Work to complete |
Type the records out again in full, exactly.

Records excerpted from a collection:
• • • •

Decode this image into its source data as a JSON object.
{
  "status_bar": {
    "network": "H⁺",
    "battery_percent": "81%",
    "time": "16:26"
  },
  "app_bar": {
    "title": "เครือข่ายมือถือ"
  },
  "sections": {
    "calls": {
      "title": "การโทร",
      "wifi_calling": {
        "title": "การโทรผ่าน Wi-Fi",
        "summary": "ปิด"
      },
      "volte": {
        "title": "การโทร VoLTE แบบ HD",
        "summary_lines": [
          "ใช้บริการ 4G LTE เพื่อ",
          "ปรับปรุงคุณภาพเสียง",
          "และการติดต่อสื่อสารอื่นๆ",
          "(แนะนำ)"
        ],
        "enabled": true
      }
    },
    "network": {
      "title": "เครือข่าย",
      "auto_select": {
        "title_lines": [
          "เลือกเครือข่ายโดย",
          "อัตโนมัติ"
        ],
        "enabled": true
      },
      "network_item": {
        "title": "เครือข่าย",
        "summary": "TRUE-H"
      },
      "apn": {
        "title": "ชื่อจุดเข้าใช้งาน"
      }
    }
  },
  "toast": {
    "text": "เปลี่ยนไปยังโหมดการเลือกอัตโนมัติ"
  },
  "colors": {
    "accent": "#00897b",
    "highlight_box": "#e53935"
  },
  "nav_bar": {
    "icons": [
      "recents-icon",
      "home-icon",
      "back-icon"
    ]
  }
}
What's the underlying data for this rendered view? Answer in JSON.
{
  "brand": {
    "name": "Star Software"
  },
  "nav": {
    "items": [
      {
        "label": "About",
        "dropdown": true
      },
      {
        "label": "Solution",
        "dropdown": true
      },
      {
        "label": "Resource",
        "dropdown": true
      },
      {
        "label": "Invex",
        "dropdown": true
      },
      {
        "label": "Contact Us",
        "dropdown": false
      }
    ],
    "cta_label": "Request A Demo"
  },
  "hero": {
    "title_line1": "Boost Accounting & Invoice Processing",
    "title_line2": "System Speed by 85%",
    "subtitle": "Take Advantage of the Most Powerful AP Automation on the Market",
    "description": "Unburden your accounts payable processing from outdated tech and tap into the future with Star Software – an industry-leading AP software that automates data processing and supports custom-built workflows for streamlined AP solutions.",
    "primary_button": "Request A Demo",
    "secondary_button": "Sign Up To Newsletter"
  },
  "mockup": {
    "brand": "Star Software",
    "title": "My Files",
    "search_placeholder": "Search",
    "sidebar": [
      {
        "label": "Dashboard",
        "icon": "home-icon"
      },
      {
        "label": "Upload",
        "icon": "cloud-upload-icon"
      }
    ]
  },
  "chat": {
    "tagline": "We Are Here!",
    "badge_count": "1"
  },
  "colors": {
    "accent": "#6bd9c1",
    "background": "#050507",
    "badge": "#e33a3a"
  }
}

• • • •

Written reply |
Decode this image into its source data as a JSON object.
{
  "status_bar": {
    "network": "H⁺",
    "battery_percent": "81%",
    "time": "16:26"
  },
  "app_bar": {
    "title": "เครือข่ายมือถือ"
  },
  "sections": {
    "calls": {
      "title": "การโทร",
      "wifi_calling": {
        "title": "การโทรผ่าน Wi-Fi",
        "summary": "ปิด"
      },
      "volte": {
        "title": "การโทร VoLTE แบบ HD",
        "summary_lines": [
          "ใช้บริการ 4G LTE เพื่อ",
          "ปรับปรุงคุณภาพเสียง",
          "และการติดต่อสื่อสารอื่นๆ",
          "(แนะนำ)"
        ],
        "enabled": true
      }
    },
    "network": {
      "title": "เครือข่าย",
      "auto_select": {
        "title_lines": [
          "เลือกเครือข่ายโดย",
          "อัตโนมัติ"
        ],
        "enabled": true
      },
      "network_item": {
        "title": "เครือข่าย",
        "summary": "TRUE-H"
      },
      "apn": {
        "title": "ชื่อจุดเข้าใช้งาน"
      }
    }
  },
  "toast": {
    "text": "เปลี่ยนไปยังโหมดการเลือกอัตโนมัติ"
  },
  "colors": {
    "accent": "#00897b",
    "highlight_box": "#e53935"
  },
  "nav_bar": {
    "icons": [
      "recents-icon",
      "home-icon",
      "back-icon"
    ]
  }
}
What's the underlying data for this rendered view? Answer in JSON.
{
  "brand": {
    "name": "Star Software"
  },
  "nav": {
    "items": [
      {
        "label": "About",
        "dropdown": true
      },
      {
        "label": "Solution",
        "dropdown": true
      },
      {
        "label": "Resource",
        "dropdown": true
      },
      {
        "label": "Invex",
        "dropdown": true
      },
      {
        "label": "Contact Us",
        "dropdown": false
      }
    ],
    "cta_label": "Request A Demo"
  },
  "hero": {
    "title_line1": "Boost Accounting & Invoice Processing",
    "title_line2": "System Speed by 85%",
    "subtitle": "Take Advantage of the Most Powerful AP Automation on the Market",
    "description": "Unburden your accounts payable processing from outdated tech and tap into the future with Star Software – an industry-leading AP software that automates data processing and supports custom-built workflows for streamlined AP solutions.",
    "primary_button": "Request A Demo",
    "secondary_button": "Sign Up To Newsletter"
  },
  "mockup": {
    "brand": "Star Software",
    "title": "My Files",
    "search_placeholder": "Search",
    "sidebar": [
      {
        "label": "Dashboard",
        "icon": "home-icon"
      },
      {
        "label": "Upload",
        "icon": "cloud-upload-icon"
      }
    ]
  },
  "chat": {
    "tagline": "We Are Here!",
    "badge_count": "1"
  },
  "colors": {
    "accent": "#6bd9c1",
    "background": "#050507",
    "badge": "#e33a3a"
  }
}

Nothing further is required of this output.